▶ [Task goal] Every line that includes the word "object" is to be listed.

-=-=-=-=-

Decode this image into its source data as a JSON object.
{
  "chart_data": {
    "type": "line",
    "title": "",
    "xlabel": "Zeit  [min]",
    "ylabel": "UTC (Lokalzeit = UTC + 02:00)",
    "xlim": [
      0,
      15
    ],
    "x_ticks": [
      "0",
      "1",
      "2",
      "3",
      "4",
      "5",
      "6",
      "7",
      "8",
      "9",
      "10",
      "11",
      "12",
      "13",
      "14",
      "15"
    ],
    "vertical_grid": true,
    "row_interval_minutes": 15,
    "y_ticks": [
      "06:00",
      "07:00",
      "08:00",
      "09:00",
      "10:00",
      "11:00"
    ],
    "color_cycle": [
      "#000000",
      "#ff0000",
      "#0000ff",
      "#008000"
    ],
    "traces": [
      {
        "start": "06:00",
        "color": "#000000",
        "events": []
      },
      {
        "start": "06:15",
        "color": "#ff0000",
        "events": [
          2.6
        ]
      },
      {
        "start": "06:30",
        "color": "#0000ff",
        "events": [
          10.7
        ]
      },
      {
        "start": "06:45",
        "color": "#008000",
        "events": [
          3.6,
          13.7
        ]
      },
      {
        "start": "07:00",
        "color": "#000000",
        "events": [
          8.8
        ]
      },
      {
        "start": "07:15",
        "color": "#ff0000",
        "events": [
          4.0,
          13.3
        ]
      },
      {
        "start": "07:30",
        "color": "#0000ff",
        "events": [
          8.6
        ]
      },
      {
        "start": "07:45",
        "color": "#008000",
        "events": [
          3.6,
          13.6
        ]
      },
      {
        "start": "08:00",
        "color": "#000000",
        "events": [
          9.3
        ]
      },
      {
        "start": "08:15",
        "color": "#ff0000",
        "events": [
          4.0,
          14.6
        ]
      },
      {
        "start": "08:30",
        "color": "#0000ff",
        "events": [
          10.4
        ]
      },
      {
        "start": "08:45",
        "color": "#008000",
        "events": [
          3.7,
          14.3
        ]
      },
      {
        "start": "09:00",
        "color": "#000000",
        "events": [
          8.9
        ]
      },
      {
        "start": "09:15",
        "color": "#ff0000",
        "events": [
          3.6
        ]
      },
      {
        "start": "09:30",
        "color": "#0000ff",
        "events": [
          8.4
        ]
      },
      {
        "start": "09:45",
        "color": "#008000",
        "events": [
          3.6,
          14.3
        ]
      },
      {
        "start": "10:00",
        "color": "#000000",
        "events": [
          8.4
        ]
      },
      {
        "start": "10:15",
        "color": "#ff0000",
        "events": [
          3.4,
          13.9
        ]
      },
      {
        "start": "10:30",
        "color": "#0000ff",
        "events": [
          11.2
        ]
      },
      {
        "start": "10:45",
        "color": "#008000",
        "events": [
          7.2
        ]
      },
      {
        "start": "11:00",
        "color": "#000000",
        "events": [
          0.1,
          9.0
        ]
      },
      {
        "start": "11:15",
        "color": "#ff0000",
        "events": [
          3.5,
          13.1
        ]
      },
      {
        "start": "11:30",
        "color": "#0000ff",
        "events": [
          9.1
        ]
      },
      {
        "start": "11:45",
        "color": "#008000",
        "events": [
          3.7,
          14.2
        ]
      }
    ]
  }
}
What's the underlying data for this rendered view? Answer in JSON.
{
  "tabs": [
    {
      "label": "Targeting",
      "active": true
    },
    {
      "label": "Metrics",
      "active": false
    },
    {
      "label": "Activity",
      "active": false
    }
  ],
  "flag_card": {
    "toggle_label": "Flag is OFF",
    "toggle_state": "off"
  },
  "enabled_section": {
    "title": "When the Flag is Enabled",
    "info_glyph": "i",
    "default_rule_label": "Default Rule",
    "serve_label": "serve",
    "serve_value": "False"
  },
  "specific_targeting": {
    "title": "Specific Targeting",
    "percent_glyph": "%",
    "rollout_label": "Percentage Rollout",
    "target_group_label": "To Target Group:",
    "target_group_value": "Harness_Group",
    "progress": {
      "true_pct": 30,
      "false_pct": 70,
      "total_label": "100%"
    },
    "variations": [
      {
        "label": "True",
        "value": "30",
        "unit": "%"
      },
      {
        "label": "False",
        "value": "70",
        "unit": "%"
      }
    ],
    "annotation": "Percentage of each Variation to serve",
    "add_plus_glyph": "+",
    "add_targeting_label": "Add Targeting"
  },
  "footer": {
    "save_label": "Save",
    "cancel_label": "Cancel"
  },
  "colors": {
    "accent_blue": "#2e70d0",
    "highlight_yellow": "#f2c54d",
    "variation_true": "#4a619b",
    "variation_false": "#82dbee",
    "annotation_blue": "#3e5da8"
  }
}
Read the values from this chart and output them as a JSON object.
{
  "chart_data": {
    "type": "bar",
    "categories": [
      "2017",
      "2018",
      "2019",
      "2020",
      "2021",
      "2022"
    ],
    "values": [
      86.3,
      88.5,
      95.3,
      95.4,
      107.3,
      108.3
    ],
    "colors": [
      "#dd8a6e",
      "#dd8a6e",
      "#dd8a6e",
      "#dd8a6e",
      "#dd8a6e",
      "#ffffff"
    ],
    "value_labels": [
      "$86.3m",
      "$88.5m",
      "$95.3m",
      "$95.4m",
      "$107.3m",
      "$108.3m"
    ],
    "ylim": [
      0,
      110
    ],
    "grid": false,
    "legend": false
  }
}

-=-=-=-=-

▶ [The response]
Decode this image into its source data as a JSON object.
Read the values from this chart and output them as a JSON object.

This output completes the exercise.